▶ [GIVEN TASK]: Each line that holds the word "Importance" counts once; report the total and nothing else.

▶ [GIVEN DATA]:

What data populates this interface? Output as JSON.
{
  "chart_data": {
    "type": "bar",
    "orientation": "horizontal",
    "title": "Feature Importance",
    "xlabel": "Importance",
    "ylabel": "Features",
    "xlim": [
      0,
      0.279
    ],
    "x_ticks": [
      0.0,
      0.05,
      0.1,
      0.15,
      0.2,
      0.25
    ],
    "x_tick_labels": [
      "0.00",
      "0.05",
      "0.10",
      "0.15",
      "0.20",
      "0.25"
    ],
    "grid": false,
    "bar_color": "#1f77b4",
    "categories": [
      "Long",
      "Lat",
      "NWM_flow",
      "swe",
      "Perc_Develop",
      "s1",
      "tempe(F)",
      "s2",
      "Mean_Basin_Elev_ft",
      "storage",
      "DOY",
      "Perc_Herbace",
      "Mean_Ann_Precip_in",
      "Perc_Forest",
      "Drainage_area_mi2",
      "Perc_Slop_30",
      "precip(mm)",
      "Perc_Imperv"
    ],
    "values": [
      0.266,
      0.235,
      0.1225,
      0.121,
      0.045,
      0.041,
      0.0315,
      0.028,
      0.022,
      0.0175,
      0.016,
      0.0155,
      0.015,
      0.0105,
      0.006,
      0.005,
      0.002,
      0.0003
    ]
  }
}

▶ [FULL RESPONSE]: 2